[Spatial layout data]
-- BEGIN --
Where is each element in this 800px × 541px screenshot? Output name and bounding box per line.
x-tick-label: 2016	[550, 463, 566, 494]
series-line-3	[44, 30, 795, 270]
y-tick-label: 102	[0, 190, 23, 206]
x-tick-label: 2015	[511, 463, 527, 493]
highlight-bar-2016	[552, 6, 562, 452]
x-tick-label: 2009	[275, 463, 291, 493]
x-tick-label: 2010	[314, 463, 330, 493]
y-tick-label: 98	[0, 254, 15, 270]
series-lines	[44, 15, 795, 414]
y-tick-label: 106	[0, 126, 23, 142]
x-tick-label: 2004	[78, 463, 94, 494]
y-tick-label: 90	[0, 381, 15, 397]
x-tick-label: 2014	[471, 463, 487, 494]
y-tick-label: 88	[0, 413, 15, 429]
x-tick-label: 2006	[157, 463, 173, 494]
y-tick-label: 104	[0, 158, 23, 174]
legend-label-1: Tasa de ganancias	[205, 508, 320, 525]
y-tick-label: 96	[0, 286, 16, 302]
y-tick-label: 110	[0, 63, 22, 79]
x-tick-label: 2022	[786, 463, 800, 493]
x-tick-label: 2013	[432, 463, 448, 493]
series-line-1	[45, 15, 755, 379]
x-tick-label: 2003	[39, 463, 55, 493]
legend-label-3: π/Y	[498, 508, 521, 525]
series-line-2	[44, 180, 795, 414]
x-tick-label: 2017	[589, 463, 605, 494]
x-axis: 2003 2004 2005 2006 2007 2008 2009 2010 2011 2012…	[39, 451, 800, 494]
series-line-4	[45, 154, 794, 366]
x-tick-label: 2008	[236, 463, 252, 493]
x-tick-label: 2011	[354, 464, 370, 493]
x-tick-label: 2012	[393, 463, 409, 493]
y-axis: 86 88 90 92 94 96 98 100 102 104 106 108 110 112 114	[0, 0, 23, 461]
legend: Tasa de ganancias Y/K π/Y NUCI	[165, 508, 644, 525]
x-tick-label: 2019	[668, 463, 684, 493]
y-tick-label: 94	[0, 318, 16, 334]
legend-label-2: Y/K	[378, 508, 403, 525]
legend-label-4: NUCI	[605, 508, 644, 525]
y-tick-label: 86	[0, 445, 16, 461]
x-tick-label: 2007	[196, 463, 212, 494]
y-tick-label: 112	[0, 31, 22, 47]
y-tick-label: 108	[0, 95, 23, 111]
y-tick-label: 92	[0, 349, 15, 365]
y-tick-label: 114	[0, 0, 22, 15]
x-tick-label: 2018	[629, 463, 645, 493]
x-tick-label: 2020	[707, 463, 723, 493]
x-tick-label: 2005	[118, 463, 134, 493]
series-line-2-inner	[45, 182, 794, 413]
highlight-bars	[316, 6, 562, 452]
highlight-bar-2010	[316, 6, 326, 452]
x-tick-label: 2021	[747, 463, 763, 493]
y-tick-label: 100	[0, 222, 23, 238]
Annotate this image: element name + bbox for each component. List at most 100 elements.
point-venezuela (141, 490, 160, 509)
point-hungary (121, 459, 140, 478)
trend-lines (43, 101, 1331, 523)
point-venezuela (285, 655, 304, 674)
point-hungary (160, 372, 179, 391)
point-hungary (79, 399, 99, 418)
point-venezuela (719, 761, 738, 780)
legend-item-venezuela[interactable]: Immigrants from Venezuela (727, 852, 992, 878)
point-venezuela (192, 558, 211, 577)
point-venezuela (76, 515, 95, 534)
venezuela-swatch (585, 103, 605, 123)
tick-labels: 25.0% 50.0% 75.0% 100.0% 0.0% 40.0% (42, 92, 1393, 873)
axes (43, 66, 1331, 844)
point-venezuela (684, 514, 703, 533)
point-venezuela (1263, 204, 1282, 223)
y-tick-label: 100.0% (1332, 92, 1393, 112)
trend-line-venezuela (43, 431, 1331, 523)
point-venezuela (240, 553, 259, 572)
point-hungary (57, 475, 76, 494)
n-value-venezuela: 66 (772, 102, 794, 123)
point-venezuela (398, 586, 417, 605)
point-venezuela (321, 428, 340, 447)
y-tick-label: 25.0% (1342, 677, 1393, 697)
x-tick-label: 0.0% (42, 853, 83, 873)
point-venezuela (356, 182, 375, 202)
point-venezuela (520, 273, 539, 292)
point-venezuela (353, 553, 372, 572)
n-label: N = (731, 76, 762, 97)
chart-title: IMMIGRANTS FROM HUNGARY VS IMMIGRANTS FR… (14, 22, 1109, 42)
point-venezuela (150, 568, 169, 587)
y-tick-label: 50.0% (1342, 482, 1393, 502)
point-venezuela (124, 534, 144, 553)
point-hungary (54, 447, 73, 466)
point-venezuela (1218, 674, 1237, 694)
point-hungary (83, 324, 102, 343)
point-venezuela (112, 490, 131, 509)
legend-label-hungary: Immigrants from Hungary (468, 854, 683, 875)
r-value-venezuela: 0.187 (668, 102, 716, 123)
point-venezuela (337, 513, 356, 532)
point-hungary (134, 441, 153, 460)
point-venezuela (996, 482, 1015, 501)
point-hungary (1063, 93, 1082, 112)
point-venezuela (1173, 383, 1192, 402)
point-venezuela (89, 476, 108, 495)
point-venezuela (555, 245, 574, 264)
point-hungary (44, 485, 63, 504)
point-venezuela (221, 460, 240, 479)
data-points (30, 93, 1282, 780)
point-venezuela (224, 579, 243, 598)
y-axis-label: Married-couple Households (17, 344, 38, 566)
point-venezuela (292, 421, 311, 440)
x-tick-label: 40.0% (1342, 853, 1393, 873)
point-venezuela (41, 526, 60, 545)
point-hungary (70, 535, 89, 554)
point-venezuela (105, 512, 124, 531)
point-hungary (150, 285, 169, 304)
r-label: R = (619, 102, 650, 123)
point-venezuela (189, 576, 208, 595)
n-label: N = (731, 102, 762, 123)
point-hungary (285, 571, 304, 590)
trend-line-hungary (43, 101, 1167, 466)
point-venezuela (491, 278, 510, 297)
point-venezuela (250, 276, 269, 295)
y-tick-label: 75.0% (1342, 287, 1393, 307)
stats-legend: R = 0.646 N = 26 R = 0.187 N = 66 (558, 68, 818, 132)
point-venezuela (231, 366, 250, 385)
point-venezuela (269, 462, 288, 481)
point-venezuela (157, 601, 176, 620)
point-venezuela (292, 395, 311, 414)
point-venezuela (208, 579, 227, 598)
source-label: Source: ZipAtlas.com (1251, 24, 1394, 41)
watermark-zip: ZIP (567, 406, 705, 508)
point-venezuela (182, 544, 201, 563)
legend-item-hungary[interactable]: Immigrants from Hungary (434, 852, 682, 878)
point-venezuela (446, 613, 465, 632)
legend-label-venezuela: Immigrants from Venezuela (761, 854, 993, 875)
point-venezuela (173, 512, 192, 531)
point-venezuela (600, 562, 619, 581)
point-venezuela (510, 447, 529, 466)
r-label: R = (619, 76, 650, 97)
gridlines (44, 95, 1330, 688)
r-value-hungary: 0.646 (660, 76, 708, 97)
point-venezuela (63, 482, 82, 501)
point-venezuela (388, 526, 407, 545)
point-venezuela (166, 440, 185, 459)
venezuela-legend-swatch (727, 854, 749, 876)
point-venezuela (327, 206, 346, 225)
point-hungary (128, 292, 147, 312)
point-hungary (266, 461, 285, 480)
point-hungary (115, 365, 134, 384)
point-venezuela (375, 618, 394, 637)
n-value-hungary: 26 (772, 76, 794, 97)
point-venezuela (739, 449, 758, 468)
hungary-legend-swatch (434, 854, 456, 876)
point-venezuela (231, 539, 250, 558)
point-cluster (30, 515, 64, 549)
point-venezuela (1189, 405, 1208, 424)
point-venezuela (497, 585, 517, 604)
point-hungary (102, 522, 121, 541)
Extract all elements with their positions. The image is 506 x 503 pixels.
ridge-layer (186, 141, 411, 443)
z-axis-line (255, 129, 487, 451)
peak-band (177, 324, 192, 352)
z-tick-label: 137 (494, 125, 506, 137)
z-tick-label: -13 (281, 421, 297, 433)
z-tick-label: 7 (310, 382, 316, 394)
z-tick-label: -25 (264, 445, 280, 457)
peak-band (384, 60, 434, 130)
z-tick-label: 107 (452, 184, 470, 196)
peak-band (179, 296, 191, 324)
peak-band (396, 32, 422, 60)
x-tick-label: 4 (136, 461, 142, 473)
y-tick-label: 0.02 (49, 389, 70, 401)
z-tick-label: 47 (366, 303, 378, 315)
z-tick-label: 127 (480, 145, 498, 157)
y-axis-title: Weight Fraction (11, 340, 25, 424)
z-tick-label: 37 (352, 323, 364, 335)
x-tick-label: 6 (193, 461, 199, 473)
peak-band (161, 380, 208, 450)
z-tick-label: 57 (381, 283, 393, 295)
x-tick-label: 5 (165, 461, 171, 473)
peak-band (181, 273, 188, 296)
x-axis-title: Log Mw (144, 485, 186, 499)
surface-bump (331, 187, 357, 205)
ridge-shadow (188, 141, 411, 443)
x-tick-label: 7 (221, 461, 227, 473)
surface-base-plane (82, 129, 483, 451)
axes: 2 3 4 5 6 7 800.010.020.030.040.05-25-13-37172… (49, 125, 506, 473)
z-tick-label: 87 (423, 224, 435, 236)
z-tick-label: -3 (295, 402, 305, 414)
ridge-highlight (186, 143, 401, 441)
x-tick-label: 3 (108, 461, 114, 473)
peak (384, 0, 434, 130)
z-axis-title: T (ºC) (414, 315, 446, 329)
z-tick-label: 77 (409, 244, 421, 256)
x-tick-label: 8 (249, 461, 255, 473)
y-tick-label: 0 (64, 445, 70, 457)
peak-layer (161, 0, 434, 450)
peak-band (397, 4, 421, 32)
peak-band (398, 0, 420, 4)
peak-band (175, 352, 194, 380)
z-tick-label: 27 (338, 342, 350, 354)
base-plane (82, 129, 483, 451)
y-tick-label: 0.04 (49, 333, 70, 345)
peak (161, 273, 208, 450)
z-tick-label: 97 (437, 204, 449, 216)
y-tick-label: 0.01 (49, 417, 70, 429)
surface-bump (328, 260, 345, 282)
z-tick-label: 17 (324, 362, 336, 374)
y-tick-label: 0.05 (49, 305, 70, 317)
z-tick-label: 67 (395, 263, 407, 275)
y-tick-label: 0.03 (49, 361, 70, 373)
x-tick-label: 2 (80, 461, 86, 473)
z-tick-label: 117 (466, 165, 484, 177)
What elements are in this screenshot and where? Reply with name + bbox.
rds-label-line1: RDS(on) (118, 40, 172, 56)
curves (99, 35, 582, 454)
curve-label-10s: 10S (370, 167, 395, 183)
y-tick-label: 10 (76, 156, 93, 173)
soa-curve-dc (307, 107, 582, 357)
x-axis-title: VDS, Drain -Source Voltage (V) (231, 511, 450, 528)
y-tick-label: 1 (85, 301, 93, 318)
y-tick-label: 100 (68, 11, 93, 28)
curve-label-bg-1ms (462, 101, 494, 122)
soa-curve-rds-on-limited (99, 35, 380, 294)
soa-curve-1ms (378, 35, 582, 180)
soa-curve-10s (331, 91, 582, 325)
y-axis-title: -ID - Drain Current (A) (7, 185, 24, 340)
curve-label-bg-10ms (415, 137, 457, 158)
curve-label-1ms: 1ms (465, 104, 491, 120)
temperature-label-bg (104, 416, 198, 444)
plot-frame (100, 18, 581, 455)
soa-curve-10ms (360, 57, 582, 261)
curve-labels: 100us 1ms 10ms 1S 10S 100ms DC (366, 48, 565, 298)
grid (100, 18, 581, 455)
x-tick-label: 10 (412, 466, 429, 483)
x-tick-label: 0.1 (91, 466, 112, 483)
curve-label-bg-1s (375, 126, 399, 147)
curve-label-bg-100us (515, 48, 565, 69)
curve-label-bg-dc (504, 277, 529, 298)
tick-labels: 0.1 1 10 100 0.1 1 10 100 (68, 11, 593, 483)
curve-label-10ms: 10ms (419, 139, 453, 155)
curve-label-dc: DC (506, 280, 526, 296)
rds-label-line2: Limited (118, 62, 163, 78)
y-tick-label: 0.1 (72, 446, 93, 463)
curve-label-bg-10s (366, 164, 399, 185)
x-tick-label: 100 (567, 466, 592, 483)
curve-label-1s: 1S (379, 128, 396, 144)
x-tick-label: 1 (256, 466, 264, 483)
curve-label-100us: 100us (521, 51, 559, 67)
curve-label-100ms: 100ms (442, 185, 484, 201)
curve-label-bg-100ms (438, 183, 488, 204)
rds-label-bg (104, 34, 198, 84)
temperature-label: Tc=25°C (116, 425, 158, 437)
-- END --
▸ Task prompt
Retype the records from the start through the line containing "463, 134, 493]", inclusive.

▸ Finished task
Where is each element in this 800px × 541px screenshot? Output name and bounding box per line.
x-tick-label: 2016	[550, 463, 566, 494]
series-line-3	[44, 30, 795, 270]
y-tick-label: 102	[0, 190, 23, 206]
x-tick-label: 2015	[511, 463, 527, 493]
highlight-bar-2016	[552, 6, 562, 452]
x-tick-label: 2009	[275, 463, 291, 493]
x-tick-label: 2010	[314, 463, 330, 493]
y-tick-label: 98	[0, 254, 15, 270]
series-lines	[44, 15, 795, 414]
y-tick-label: 106	[0, 126, 23, 142]
x-tick-label: 2004	[78, 463, 94, 494]
y-tick-label: 90	[0, 381, 15, 397]
x-tick-label: 2014	[471, 463, 487, 494]
y-tick-label: 88	[0, 413, 15, 429]
x-tick-label: 2006	[157, 463, 173, 494]
y-tick-label: 104	[0, 158, 23, 174]
legend-label-1: Tasa de ganancias	[205, 508, 320, 525]
y-tick-label: 96	[0, 286, 16, 302]
y-tick-label: 110	[0, 63, 22, 79]
x-tick-label: 2022	[786, 463, 800, 493]
x-tick-label: 2013	[432, 463, 448, 493]
series-line-1	[45, 15, 755, 379]
x-tick-label: 2003	[39, 463, 55, 493]
legend-label-3: π/Y	[498, 508, 521, 525]
series-line-2	[44, 180, 795, 414]
x-tick-label: 2017	[589, 463, 605, 494]
x-axis: 2003 2004 2005 2006 2007 2008 2009 2010 2011 2012…	[39, 451, 800, 494]
series-line-4	[45, 154, 794, 366]
x-tick-label: 2008	[236, 463, 252, 493]
x-tick-label: 2011	[354, 464, 370, 493]
x-tick-label: 2012	[393, 463, 409, 493]
y-axis: 86 88 90 92 94 96 98 100 102 104 106 108 110 112 114	[0, 0, 23, 461]
legend: Tasa de ganancias Y/K π/Y NUCI	[165, 508, 644, 525]
x-tick-label: 2019	[668, 463, 684, 493]
y-tick-label: 94	[0, 318, 16, 334]
legend-label-2: Y/K	[378, 508, 403, 525]
legend-label-4: NUCI	[605, 508, 644, 525]
y-tick-label: 86	[0, 445, 16, 461]
x-tick-label: 2007	[196, 463, 212, 494]
y-tick-label: 112	[0, 31, 22, 47]
y-tick-label: 108	[0, 95, 23, 111]
y-tick-label: 92	[0, 349, 15, 365]
y-tick-label: 114	[0, 0, 22, 15]
x-tick-label: 2018	[629, 463, 645, 493]
x-tick-label: 2020	[707, 463, 723, 493]
x-tick-label: 2005	[118, 463, 134, 493]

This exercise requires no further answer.